Saved entries:
══════

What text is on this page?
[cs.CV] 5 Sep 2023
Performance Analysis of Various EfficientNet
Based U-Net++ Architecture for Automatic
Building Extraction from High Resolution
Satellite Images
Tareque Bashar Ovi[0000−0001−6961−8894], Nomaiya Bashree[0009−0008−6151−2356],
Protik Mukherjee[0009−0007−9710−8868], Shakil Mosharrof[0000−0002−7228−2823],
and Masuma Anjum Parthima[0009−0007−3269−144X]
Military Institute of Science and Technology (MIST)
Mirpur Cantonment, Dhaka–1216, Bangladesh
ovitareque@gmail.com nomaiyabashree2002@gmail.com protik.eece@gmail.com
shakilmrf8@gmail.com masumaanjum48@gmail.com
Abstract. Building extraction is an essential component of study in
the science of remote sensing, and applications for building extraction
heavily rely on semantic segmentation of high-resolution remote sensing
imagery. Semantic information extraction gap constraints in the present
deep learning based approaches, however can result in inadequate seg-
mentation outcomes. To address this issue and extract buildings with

══════

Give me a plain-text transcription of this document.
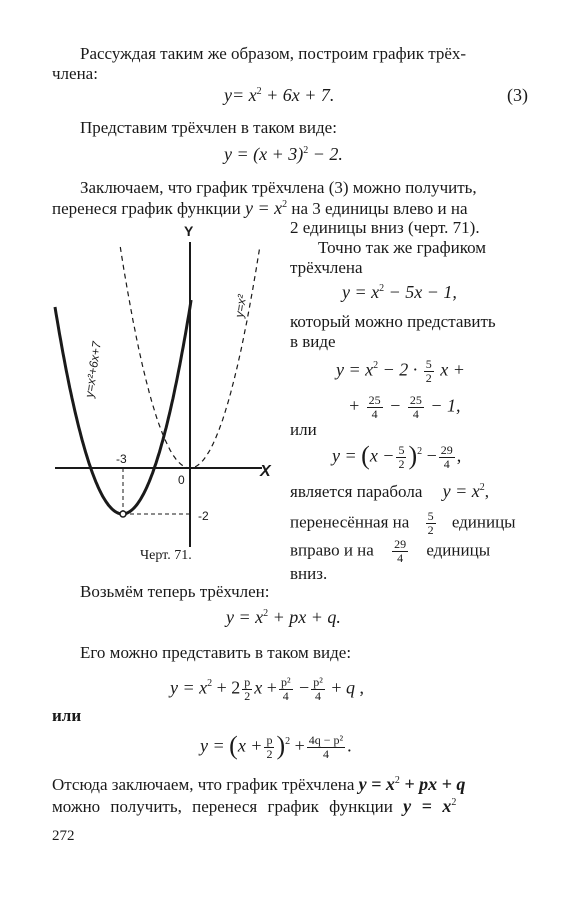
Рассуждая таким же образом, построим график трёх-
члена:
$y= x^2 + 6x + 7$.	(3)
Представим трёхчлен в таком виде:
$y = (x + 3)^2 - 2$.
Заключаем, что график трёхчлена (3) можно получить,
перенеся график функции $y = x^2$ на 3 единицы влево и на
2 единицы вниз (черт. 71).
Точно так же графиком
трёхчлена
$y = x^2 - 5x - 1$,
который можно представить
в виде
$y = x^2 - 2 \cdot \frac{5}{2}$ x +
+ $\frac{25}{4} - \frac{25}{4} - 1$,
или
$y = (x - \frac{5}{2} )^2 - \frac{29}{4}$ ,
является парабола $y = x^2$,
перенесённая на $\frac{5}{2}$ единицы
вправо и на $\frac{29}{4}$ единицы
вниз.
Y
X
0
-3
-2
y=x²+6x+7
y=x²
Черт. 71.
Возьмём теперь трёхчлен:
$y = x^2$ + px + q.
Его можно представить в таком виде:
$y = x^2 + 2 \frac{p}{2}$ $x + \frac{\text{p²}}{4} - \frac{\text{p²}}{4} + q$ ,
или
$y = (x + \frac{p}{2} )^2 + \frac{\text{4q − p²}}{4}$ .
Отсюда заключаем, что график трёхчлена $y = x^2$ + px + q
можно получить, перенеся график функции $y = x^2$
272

══════

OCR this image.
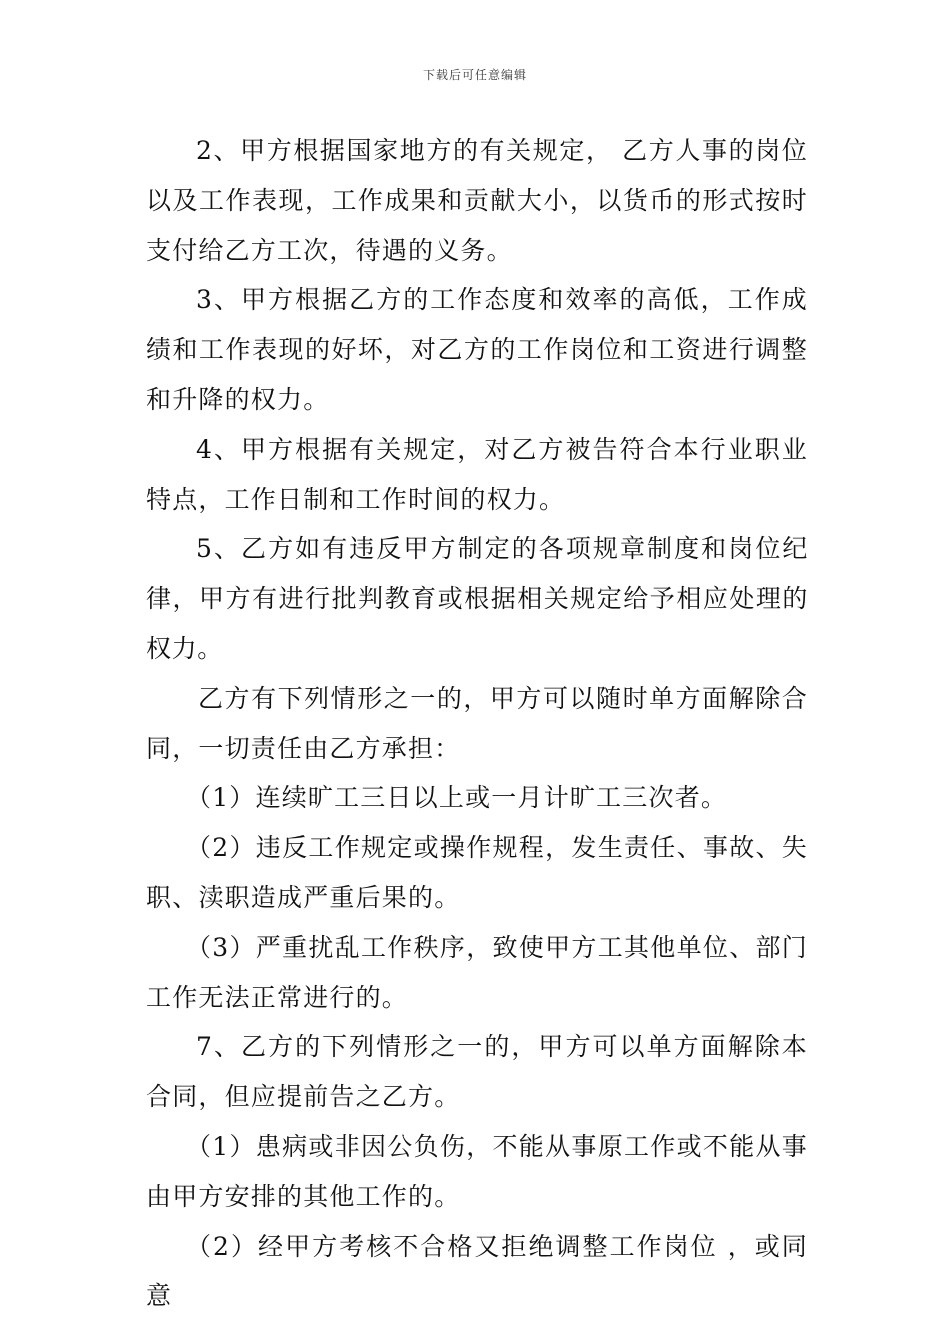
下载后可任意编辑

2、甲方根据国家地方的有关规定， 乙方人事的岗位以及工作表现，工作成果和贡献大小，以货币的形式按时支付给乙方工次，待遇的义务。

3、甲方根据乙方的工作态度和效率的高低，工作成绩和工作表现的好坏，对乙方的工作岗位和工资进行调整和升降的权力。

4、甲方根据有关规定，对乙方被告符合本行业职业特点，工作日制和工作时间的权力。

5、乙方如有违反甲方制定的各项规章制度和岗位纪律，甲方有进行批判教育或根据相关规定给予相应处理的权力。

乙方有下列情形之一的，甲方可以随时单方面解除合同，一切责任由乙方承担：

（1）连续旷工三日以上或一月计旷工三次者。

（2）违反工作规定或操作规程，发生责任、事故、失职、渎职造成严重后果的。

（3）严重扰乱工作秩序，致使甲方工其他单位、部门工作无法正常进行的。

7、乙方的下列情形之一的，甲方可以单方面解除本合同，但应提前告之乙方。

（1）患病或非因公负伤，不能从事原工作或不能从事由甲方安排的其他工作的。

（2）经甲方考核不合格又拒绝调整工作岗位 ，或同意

══════

Scan the records above and report how many lines include the word "gmail", without any other text.

2